→ **DESCRIPTION OF THE TASK**: Could you transcribe the material below exactly, without leaving out a single line?
## START DATA
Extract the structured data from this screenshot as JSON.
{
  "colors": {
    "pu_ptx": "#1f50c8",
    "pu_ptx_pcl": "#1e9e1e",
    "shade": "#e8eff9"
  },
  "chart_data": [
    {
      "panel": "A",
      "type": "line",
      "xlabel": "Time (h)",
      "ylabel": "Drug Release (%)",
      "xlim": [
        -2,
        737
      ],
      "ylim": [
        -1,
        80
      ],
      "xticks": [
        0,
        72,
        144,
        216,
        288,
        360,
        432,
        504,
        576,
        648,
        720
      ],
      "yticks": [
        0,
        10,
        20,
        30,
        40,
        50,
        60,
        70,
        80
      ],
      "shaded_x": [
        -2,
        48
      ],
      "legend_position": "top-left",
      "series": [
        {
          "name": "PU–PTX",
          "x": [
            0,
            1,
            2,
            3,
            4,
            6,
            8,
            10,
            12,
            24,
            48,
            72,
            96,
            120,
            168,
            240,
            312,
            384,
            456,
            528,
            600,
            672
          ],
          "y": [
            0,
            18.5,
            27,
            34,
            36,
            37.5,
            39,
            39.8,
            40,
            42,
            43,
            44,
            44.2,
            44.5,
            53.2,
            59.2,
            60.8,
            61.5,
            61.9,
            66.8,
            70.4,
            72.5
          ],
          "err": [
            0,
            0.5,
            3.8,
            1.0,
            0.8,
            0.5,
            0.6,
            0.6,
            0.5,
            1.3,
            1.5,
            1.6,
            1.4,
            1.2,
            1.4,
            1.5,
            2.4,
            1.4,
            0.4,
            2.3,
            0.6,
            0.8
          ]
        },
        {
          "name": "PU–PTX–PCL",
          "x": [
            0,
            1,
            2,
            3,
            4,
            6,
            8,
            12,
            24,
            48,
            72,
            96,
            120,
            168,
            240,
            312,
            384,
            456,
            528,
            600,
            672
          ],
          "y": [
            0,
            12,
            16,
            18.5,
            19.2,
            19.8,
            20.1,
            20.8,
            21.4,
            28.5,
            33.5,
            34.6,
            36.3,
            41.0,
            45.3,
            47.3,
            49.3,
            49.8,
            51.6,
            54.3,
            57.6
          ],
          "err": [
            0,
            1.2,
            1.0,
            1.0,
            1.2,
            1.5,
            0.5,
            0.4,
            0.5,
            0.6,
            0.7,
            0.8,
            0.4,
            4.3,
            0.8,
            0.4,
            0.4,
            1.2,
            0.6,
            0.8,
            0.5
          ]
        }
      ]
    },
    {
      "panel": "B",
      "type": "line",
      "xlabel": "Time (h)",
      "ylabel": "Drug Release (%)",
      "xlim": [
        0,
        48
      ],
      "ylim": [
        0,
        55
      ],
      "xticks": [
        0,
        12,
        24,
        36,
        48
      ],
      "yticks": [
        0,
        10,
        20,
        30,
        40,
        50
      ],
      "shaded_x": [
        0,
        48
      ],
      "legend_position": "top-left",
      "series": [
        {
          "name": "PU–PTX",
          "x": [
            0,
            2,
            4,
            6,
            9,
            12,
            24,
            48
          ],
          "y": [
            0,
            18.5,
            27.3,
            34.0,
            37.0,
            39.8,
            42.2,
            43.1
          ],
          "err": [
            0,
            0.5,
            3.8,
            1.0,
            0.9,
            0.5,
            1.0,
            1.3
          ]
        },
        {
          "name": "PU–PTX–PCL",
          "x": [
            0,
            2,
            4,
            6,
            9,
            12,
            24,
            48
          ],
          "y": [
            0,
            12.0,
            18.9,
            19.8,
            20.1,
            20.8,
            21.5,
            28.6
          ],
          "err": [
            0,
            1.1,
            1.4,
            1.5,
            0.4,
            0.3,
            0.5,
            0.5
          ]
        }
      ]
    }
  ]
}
## END DATA
→ **FINAL RESULT**:
Extract the structured data from this screenshot as JSON.
{
  "colors": {
    "pu_ptx": "#1f50c8",
    "pu_ptx_pcl": "#1e9e1e",
    "shade": "#e8eff9"
  },
  "chart_data": [
    {
      "panel": "A",
      "type": "line",
      "xlabel": "Time (h)",
      "ylabel": "Drug Release (%)",
      "xlim": [
        -2,
        737
      ],
      "ylim": [
        -1,
        80
      ],
      "xticks": [
        0,
        72,
        144,
        216,
        288,
        360,
        432,
        504,
        576,
        648,
        720
      ],
      "yticks": [
        0,
        10,
        20,
        30,
        40,
        50,
        60,
        70,
        80
      ],
      "shaded_x": [
        -2,
        48
      ],
      "legend_position": "top-left",
      "series": [
        {
          "name": "PU–PTX",
          "x": [
            0,
            1,
            2,
            3,
            4,
            6,
            8,
            10,
            12,
            24,
            48,
            72,
            96,
            120,
            168,
            240,
            312,
            384,
            456,
            528,
            600,
            672
          ],
          "y": [
            0,
            18.5,
            27,
            34,
            36,
            37.5,
            39,
            39.8,
            40,
            42,
            43,
            44,
            44.2,
            44.5,
            53.2,
            59.2,
            60.8,
            61.5,
            61.9,
            66.8,
            70.4,
            72.5
          ],
          "err": [
            0,
            0.5,
            3.8,
            1.0,
            0.8,
            0.5,
            0.6,
            0.6,
            0.5,
            1.3,
            1.5,
            1.6,
            1.4,
            1.2,
            1.4,
            1.5,
            2.4,
            1.4,
            0.4,
            2.3,
            0.6,
            0.8
          ]
        },
        {
          "name": "PU–PTX–PCL",
          "x": [
            0,
            1,
            2,
            3,
            4,
            6,
            8,
            12,
            24,
            48,
            72,
            96,
            120,
            168,
            240,
            312,
            384,
            456,
            528,
            600,
            672
          ],
          "y": [
            0,
            12,
            16,
            18.5,
            19.2,
            19.8,
            20.1,
            20.8,
            21.4,
            28.5,
            33.5,
            34.6,
            36.3,
            41.0,
            45.3,
            47.3,
            49.3,
            49.8,
            51.6,
            54.3,
            57.6
          ],
          "err": [
            0,
            1.2,
            1.0,
            1.0,
            1.2,
            1.5,
            0.5,
            0.4,
            0.5,
            0.6,
            0.7,
            0.8,
            0.4,
            4.3,
            0.8,
            0.4,
            0.4,
            1.2,
            0.6,
            0.8,
            0.5
          ]
        }
      ]
    },
    {
      "panel": "B",
      "type": "line",
      "xlabel": "Time (h)",
      "ylabel": "Drug Release (%)",
      "xlim": [
        0,
        48
      ],
      "ylim": [
        0,
        55
      ],
      "xticks": [
        0,
        12,
        24,
        36,
        48
      ],
      "yticks": [
        0,
        10,
        20,
        30,
        40,
        50
      ],
      "shaded_x": [
        0,
        48
      ],
      "legend_position": "top-left",
      "series": [
        {
          "name": "PU–PTX",
          "x": [
            0,
            2,
            4,
            6,
            9,
            12,
            24,
            48
          ],
          "y": [
            0,
            18.5,
            27.3,
            34.0,
            37.0,
            39.8,
            42.2,
            43.1
          ],
          "err": [
            0,
            0.5,
            3.8,
            1.0,
            0.9,
            0.5,
            1.0,
            1.3
          ]
        },
        {
          "name": "PU–PTX–PCL",
          "x": [
            0,
            2,
            4,
            6,
            9,
            12,
            24,
            48
          ],
          "y": [
            0,
            12.0,
            18.9,
            19.8,
            20.1,
            20.8,
            21.5,
            28.6
          ],
          "err": [
            0,
            1.1,
            1.4,
            1.5,
            0.4,
            0.3,
            0.5,
            0.5
          ]
        }
      ]
    }
  ]
}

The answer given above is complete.